** What you have to do **
Make an exact copy of the records, with the images left out.

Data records
_ _ _ _
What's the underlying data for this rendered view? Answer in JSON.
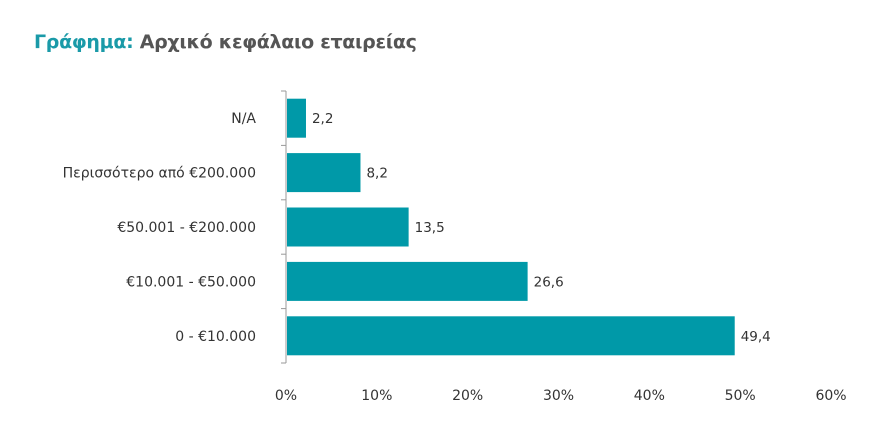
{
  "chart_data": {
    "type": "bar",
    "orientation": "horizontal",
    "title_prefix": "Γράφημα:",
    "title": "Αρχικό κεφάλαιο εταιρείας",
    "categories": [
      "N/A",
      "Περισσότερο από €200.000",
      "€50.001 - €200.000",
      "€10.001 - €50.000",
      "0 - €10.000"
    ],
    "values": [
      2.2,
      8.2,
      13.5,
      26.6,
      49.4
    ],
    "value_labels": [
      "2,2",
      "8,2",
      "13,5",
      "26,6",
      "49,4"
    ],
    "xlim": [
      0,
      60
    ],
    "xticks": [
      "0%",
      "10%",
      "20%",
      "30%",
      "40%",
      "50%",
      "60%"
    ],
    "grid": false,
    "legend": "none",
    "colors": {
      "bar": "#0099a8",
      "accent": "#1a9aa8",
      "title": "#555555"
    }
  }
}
_ _ _ _
** Answer to this problem **
What's the underlying data for this rendered view? Answer in JSON.
{
  "chart_data": {
    "type": "bar",
    "orientation": "horizontal",
    "title_prefix": "Γράφημα:",
    "title": "Αρχικό κεφάλαιο εταιρείας",
    "categories": [
      "N/A",
      "Περισσότερο από €200.000",
      "€50.001 - €200.000",
      "€10.001 - €50.000",
      "0 - €10.000"
    ],
    "values": [
      2.2,
      8.2,
      13.5,
      26.6,
      49.4
    ],
    "value_labels": [
      "2,2",
      "8,2",
      "13,5",
      "26,6",
      "49,4"
    ],
    "xlim": [
      0,
      60
    ],
    "xticks": [
      "0%",
      "10%",
      "20%",
      "30%",
      "40%",
      "50%",
      "60%"
    ],
    "grid": false,
    "legend": "none",
    "colors": {
      "bar": "#0099a8",
      "accent": "#1a9aa8",
      "title": "#555555"
    }
  }
}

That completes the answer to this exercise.